● YOUR OBJECTIVE: Search the entries for the word "text" and pull out each line that has it.

(Stored data entries)
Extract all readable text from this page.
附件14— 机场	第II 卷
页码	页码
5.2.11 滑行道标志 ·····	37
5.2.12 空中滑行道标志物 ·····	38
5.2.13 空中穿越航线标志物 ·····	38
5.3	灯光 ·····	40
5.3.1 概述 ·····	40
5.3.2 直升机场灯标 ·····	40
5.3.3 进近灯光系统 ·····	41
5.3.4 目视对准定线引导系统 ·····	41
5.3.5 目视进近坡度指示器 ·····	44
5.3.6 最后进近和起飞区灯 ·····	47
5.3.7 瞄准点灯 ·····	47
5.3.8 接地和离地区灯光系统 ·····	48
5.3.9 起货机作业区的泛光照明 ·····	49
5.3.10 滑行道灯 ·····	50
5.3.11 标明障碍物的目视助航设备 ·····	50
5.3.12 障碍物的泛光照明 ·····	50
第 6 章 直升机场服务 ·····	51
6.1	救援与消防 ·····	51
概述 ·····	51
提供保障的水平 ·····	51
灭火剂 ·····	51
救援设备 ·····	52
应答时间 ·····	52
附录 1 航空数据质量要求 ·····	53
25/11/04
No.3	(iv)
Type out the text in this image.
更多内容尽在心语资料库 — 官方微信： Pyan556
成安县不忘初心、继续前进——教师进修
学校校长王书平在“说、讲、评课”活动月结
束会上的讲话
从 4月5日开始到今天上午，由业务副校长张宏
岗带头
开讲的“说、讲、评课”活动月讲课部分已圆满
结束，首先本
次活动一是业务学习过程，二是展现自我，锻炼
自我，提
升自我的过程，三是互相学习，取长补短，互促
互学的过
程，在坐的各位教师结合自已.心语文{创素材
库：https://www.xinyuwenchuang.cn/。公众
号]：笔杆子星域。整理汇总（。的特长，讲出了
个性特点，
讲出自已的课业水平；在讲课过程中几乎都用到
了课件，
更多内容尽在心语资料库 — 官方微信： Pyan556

● THE RESULT:
Extract all readable text from this page.
Type out the text in this image.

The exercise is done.